[Collected data entries]

..........

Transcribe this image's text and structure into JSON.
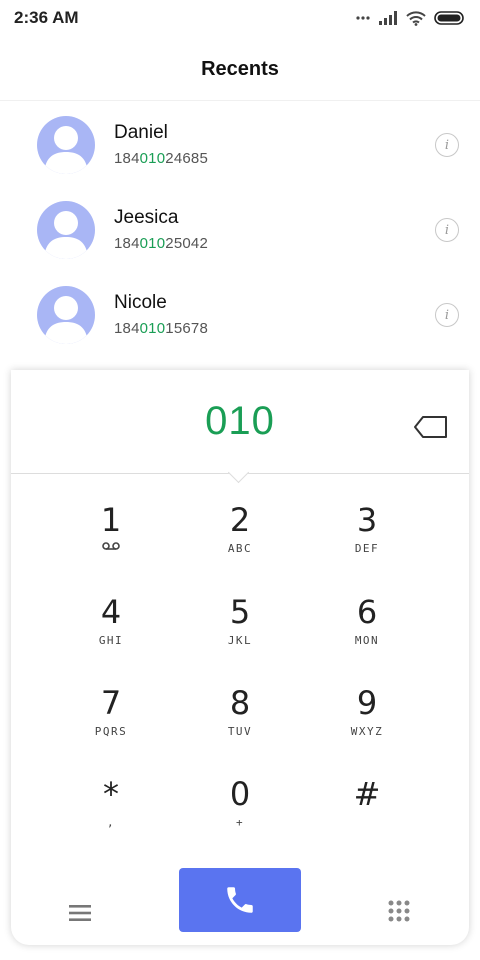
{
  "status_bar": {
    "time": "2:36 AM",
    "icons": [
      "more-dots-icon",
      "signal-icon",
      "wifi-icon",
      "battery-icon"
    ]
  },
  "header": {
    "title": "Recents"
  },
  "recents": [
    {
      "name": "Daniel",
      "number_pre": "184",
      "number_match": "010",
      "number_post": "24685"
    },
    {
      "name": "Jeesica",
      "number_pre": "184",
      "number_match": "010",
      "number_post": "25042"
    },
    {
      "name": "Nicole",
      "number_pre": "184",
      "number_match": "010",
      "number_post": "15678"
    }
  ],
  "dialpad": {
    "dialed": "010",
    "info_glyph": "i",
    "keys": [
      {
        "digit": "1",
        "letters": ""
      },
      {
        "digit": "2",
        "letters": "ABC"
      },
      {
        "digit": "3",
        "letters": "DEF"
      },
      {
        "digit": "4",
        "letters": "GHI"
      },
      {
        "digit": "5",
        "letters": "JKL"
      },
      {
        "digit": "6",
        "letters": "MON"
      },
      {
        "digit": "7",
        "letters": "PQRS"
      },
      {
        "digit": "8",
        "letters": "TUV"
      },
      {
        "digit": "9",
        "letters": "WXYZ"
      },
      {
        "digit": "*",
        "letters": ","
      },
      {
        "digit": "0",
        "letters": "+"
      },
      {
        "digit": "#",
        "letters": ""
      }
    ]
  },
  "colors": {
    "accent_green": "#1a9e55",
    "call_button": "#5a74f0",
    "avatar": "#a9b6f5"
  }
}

..........

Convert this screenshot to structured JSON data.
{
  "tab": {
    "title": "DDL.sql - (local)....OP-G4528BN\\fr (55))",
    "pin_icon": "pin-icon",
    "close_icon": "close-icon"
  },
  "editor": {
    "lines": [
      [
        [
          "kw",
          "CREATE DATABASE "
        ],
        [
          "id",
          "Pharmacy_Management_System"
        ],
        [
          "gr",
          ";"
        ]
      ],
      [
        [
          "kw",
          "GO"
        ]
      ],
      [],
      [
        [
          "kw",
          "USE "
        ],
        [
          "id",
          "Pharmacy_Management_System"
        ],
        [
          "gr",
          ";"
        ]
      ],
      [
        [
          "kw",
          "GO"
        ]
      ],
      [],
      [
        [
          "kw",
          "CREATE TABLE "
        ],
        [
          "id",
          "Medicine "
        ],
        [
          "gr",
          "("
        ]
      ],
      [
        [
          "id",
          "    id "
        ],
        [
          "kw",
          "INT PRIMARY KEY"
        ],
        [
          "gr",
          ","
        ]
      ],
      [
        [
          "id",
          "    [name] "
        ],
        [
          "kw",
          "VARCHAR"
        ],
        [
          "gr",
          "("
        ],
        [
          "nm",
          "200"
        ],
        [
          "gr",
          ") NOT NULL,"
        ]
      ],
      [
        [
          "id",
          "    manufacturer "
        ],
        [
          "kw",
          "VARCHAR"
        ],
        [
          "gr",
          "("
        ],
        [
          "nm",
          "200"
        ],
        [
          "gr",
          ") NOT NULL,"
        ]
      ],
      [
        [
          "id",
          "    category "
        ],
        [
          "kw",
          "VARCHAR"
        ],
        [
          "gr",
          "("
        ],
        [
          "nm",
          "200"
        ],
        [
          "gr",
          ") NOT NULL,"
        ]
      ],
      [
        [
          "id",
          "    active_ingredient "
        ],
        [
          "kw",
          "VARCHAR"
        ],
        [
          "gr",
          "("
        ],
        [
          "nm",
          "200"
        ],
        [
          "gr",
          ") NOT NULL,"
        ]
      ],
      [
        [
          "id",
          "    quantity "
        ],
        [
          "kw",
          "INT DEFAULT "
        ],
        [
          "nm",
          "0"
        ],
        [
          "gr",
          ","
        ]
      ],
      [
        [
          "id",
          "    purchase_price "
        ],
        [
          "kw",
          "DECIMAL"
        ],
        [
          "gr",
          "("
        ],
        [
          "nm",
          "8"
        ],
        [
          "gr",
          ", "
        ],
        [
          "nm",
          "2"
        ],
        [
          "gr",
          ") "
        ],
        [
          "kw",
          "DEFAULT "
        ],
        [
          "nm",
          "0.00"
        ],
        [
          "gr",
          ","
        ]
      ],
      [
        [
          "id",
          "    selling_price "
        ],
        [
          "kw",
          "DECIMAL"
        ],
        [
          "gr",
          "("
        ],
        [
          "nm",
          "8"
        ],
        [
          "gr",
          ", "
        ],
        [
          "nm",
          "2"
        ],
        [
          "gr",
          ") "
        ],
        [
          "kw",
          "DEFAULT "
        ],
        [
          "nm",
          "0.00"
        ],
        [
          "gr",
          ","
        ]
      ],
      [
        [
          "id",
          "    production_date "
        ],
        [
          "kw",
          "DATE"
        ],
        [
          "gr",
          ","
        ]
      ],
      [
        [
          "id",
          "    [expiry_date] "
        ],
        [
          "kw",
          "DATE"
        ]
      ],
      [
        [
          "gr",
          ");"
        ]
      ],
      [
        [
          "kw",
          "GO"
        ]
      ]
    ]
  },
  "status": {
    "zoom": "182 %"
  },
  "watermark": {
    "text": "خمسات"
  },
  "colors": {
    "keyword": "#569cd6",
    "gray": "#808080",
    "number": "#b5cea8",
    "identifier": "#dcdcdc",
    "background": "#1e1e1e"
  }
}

..........

From the data above, copy each line where the string "text" appears.

• **Answer to this exercise**
Transcribe this image's text and structure into JSON.
    "text": "خمسات"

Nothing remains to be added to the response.